WHAT YOU WILL DO:
Pull every line containing "label" out of the material below.

SOURCE DATA:
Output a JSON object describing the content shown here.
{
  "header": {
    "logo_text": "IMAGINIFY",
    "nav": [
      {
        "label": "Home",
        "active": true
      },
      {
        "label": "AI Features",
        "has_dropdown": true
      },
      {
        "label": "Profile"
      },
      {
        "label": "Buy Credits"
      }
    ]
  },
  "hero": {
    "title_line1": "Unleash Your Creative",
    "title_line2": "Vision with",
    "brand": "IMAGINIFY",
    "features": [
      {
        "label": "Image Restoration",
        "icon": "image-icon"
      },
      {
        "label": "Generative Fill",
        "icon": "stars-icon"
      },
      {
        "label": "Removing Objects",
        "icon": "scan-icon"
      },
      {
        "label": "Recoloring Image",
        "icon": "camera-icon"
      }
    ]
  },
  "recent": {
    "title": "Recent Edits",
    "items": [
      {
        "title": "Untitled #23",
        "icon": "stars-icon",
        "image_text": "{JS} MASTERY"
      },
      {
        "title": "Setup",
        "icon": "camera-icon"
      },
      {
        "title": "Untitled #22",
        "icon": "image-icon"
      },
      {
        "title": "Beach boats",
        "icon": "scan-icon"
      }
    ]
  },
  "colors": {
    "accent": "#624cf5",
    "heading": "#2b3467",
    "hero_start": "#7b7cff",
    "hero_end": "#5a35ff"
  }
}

TASK OUTPUT:
        "label": "Home",
        "label": "AI Features",
        "label": "Profile"
        "label": "Buy Credits"
        "label": "Image Restoration",
        "label": "Generative Fill",
        "label": "Removing Objects",
        "label": "Recoloring Image",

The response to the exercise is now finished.